- SOURCE DATA
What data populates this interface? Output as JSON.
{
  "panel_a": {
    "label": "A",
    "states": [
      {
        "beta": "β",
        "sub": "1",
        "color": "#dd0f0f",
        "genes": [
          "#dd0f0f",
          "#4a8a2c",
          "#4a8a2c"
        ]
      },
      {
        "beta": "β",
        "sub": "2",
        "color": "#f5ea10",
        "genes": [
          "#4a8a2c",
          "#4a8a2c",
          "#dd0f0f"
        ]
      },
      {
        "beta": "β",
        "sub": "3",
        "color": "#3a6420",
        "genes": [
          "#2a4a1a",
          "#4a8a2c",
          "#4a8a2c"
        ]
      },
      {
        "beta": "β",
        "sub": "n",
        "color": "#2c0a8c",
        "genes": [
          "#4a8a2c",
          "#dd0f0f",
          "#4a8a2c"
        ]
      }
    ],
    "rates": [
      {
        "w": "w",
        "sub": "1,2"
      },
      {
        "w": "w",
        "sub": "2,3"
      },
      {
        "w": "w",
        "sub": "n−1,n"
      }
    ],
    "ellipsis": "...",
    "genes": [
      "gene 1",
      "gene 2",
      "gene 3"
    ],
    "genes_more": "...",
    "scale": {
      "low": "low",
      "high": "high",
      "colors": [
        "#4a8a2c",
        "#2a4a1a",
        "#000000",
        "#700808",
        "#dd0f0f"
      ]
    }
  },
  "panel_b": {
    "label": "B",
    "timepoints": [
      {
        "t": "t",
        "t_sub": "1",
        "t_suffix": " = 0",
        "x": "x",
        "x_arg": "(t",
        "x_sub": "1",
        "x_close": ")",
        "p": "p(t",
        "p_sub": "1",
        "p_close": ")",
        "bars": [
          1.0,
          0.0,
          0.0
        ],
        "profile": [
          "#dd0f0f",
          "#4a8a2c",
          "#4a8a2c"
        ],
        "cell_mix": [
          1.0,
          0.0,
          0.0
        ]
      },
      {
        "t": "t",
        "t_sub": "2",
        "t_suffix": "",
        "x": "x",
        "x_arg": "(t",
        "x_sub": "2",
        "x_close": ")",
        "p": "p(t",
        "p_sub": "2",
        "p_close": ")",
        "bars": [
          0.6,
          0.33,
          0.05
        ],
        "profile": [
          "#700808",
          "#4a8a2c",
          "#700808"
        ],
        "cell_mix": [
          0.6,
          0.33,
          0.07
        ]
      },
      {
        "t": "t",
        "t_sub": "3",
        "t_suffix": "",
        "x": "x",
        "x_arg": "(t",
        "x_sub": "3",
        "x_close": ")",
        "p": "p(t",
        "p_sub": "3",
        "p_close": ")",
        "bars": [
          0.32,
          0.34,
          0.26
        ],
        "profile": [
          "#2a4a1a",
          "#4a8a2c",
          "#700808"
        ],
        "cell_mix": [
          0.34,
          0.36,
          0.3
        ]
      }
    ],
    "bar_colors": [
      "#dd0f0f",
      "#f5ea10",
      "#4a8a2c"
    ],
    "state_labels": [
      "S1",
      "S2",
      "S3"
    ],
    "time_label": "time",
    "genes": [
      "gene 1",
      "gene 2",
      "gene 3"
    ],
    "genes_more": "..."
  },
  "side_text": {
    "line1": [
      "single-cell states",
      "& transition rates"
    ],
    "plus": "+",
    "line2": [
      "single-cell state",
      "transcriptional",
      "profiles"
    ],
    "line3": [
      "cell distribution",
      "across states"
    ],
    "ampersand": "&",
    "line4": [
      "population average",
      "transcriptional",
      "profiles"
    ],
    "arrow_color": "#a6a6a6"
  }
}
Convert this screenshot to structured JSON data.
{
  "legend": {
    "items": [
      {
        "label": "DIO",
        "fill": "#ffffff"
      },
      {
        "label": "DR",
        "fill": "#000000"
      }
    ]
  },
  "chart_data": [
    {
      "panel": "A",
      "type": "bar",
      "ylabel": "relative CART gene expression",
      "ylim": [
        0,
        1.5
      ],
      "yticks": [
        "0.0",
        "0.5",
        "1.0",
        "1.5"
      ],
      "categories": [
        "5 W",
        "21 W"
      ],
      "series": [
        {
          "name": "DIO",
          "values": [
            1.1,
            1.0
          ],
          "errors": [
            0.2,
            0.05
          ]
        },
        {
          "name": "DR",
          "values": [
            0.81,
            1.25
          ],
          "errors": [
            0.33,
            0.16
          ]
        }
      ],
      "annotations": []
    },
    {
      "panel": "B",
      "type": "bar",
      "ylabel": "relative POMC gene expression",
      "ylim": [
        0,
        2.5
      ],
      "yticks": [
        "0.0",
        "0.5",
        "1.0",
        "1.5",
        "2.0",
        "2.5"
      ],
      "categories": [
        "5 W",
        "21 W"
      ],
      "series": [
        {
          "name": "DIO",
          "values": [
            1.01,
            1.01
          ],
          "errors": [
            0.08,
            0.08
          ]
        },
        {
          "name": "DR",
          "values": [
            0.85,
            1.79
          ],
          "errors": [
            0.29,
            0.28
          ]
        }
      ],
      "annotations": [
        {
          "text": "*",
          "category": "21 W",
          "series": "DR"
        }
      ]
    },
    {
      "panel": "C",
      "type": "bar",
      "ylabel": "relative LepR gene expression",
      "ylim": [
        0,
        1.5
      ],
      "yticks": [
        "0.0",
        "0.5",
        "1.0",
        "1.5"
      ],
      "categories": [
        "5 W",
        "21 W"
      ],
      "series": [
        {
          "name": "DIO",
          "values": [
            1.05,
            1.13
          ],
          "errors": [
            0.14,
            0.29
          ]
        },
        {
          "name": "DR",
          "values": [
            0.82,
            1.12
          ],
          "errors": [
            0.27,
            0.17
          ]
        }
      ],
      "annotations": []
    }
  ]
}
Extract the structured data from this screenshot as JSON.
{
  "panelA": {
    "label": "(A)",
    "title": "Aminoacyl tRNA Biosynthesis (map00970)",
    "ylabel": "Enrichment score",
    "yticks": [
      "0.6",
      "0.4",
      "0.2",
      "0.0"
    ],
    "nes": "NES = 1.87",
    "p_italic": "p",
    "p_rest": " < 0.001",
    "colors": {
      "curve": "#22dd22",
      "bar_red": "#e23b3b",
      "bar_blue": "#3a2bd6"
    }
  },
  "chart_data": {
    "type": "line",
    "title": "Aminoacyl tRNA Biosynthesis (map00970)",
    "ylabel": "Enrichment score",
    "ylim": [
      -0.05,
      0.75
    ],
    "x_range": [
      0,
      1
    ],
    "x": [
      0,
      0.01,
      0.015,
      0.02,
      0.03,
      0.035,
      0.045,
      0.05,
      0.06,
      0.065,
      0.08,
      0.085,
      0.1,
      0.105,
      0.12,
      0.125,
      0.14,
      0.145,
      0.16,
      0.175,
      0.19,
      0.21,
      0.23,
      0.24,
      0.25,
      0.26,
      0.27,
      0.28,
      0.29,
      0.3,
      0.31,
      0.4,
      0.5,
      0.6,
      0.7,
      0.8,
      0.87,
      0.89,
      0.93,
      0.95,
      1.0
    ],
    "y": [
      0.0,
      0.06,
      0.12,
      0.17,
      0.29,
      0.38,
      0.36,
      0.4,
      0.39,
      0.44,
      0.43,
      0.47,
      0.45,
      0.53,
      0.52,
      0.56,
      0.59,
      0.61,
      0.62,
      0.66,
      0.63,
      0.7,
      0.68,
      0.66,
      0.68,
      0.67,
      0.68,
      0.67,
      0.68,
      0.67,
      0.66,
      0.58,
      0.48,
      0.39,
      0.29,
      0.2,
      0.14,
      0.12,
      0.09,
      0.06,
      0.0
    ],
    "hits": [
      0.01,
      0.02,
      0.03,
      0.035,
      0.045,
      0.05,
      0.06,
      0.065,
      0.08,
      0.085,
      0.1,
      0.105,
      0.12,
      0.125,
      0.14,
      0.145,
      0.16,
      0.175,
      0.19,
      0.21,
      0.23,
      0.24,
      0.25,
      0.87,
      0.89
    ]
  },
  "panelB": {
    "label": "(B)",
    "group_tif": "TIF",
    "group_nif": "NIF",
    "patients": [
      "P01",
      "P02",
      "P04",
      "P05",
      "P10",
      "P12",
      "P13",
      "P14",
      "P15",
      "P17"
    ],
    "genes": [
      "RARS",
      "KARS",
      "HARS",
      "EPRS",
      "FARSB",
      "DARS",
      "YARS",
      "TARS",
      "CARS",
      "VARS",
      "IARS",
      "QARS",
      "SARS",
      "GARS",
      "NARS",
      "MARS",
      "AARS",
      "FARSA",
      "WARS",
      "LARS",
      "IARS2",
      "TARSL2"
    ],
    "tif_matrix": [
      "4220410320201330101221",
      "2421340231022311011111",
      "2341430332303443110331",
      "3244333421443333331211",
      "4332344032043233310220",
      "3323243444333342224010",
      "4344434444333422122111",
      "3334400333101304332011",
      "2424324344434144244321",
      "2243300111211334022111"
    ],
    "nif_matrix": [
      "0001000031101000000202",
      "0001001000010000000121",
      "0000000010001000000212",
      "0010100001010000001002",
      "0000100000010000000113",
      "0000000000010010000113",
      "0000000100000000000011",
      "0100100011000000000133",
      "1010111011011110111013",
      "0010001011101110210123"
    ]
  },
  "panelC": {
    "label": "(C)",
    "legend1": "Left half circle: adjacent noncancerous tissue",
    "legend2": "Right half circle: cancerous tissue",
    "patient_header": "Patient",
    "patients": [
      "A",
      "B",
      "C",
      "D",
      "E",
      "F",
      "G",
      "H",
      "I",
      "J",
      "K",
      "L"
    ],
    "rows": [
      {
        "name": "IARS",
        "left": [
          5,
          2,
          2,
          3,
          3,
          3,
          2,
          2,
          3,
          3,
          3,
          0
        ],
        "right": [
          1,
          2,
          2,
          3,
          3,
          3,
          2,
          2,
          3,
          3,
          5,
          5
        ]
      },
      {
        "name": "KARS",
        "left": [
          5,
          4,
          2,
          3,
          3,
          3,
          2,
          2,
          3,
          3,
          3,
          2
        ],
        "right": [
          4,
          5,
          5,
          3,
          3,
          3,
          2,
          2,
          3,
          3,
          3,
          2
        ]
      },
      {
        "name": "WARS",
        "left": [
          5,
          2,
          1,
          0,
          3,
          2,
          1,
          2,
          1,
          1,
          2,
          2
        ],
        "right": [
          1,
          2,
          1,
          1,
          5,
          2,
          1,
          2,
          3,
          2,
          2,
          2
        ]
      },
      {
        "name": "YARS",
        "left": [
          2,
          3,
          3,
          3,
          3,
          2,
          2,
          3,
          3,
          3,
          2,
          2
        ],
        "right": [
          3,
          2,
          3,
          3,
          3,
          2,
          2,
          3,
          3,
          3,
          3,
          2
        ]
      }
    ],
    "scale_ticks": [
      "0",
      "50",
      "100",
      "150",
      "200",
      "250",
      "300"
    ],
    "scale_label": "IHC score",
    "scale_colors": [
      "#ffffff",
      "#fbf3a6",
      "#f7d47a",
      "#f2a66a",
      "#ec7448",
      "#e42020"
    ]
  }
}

- TASK DETAILS
Copy the lines of the entries above that mention "screenshot".

- EXPECTED ANSWER
Convert this screenshot to structured JSON data.
Extract the structured data from this screenshot as JSON.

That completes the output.